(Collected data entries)
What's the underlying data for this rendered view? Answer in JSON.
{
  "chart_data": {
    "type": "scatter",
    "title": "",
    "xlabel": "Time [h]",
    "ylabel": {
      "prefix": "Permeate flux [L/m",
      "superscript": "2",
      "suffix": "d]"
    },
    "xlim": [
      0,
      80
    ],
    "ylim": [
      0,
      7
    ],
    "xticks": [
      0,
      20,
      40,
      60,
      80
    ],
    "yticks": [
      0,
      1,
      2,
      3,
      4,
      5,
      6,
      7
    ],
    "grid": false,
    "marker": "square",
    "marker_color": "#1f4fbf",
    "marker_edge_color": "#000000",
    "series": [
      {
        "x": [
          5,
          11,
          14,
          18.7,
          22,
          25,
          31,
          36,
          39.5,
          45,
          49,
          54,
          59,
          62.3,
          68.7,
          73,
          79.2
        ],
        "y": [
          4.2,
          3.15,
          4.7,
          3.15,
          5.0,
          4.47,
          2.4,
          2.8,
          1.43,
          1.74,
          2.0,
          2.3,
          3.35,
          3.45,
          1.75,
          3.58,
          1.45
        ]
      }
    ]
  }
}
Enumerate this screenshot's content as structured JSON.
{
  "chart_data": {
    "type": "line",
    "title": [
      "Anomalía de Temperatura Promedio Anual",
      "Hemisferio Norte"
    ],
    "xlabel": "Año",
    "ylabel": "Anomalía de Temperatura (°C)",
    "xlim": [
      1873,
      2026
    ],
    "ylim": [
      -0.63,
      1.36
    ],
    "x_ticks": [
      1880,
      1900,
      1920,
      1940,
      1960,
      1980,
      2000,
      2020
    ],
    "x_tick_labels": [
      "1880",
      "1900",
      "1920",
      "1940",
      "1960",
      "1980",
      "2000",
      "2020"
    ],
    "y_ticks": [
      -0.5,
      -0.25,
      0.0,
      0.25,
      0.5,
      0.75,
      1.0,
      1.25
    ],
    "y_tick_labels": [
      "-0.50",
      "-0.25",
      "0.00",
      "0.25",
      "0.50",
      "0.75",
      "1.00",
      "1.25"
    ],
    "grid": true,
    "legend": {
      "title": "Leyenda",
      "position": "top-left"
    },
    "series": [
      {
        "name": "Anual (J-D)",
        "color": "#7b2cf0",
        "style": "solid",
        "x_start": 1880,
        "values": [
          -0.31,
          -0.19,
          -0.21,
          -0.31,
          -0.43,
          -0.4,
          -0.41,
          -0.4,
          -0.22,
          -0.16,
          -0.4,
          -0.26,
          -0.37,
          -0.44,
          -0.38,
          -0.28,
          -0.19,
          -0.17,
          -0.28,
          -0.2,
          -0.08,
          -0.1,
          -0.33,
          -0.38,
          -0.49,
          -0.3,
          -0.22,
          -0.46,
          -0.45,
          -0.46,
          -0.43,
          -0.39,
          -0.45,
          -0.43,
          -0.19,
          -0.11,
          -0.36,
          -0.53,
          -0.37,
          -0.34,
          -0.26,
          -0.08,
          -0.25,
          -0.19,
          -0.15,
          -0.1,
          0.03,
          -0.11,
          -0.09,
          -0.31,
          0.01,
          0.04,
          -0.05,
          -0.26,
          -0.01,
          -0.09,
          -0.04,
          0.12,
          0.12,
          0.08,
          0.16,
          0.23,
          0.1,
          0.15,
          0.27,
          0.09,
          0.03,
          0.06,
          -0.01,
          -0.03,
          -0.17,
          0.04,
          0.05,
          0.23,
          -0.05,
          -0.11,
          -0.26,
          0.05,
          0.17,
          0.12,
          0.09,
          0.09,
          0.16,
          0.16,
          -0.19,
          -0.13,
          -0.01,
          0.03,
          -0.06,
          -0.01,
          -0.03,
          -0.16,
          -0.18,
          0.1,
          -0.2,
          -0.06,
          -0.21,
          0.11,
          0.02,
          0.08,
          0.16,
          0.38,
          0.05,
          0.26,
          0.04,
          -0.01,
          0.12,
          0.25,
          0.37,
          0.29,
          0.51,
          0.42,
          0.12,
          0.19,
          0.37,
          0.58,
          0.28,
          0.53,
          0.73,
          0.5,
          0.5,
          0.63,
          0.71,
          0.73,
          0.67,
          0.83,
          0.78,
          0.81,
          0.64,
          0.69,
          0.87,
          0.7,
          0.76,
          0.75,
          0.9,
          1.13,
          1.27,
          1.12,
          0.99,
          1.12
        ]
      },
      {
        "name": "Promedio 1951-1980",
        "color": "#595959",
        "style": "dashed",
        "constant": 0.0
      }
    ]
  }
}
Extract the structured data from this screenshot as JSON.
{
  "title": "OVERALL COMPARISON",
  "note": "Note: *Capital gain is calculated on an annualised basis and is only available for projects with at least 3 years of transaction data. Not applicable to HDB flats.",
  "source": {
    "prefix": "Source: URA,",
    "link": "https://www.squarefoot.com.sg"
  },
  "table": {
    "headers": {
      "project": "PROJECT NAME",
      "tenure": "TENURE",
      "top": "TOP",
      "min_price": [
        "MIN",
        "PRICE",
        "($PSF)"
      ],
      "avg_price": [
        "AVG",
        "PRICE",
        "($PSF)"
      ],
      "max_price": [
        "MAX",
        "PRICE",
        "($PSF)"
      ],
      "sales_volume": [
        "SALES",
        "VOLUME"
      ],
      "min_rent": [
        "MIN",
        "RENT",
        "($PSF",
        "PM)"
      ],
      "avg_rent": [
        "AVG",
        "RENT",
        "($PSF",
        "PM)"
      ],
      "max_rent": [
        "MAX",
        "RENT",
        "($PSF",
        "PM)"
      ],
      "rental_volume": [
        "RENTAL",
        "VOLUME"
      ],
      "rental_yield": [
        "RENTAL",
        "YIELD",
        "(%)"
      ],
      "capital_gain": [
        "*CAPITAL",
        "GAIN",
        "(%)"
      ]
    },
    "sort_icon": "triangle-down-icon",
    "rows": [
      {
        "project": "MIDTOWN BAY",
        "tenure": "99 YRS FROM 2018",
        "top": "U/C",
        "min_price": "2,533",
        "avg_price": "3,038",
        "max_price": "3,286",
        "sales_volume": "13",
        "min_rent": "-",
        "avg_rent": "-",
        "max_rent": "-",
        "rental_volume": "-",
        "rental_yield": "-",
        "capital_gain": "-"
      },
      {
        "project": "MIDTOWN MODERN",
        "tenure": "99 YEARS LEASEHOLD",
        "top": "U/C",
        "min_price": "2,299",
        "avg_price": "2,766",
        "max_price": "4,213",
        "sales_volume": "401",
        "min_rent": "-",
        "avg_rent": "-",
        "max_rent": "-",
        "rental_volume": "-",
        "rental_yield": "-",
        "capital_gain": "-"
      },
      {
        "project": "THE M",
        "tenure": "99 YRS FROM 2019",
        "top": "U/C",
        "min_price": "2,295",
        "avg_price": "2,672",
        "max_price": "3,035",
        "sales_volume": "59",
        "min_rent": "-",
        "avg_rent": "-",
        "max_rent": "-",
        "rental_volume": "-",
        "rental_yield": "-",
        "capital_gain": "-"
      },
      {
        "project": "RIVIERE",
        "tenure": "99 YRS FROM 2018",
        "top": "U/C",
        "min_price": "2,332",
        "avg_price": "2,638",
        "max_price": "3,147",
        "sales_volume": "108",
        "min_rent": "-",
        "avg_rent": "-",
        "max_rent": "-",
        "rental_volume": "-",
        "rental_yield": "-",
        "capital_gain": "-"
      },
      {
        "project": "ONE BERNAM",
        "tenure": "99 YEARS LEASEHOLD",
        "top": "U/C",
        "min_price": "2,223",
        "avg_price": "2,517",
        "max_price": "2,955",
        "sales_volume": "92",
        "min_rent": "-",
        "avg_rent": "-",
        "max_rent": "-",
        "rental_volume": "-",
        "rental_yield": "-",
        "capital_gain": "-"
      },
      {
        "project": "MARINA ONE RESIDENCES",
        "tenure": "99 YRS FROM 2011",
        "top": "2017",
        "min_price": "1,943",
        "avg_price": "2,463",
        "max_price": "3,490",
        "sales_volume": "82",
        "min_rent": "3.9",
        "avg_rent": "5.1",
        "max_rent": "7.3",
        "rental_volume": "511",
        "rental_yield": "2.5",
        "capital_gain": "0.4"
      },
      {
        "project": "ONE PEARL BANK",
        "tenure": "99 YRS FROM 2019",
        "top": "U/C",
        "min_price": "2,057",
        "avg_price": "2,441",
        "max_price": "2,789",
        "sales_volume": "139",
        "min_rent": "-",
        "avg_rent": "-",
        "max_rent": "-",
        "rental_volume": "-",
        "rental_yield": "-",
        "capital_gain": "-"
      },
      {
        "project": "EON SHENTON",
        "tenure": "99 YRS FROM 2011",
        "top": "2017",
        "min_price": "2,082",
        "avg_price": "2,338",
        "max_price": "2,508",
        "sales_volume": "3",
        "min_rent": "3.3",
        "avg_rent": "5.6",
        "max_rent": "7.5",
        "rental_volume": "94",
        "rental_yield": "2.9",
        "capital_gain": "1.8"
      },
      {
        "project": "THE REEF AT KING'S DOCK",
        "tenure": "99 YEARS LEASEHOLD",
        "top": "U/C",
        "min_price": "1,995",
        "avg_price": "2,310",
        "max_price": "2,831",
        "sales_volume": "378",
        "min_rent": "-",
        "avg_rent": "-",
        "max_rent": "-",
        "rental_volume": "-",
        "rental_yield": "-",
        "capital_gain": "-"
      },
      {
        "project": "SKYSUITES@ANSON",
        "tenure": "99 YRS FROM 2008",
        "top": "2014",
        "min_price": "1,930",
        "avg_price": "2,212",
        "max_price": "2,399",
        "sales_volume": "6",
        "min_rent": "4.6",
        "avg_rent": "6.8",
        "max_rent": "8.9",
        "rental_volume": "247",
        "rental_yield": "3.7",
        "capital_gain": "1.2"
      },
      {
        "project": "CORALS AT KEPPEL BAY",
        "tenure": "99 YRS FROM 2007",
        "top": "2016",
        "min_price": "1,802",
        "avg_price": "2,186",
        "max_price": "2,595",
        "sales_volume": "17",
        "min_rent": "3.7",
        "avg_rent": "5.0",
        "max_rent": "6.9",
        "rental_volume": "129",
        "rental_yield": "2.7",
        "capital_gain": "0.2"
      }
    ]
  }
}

TASK DETAILS — Work out how many lines above have the string "title" in them, and give only the number.

FINAL ANSWER — 4